WRITTEN EXERCISE — Would you pull out every line of the material that contains the string "Услуги"?

WORKING DATA —
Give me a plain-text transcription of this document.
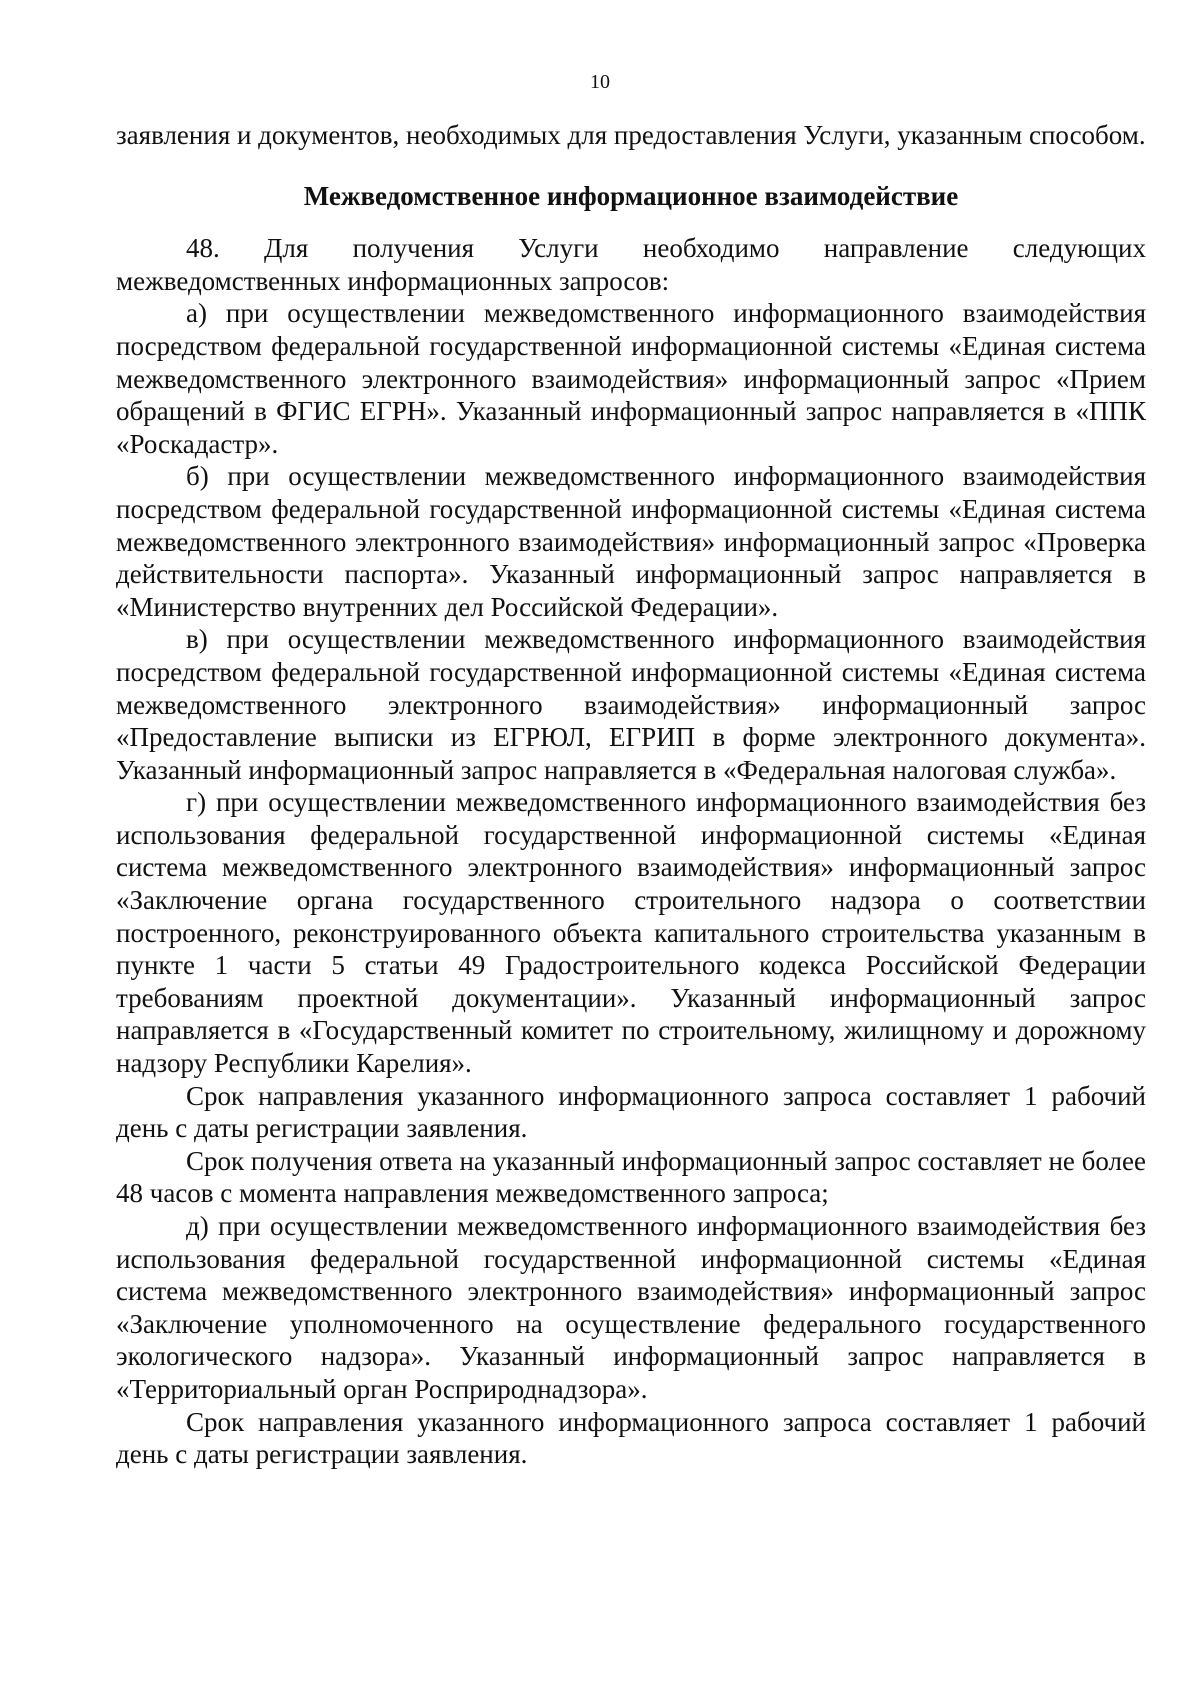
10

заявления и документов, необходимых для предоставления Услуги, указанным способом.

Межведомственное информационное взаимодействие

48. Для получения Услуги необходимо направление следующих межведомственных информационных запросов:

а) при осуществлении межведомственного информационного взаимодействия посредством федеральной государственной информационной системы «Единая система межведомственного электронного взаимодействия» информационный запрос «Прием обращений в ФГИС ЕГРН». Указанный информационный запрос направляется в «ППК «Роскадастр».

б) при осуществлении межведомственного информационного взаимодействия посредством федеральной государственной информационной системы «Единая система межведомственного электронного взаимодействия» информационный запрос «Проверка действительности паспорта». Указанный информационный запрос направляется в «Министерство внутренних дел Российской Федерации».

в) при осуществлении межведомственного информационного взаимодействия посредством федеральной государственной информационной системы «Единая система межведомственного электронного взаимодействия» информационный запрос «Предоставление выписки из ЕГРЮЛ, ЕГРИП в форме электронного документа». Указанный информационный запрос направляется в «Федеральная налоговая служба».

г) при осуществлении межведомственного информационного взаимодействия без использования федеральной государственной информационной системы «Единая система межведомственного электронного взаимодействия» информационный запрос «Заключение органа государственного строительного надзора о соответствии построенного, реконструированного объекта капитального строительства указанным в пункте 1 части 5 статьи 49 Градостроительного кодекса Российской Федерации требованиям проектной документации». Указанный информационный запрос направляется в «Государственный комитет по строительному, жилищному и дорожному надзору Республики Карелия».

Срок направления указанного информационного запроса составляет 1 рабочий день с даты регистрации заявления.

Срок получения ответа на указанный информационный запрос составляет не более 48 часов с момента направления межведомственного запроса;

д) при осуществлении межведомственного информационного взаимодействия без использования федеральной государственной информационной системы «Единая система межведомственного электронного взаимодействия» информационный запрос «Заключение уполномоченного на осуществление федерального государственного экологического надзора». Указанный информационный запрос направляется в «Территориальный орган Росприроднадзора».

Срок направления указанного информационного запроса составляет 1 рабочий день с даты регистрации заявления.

EXPECTED OUTPUT —
заявления и документов, необходимых для предоставления Услуги, указанным способом.
48. Для получения Услуги необходимо направление следующих межведомственных информационных запросов:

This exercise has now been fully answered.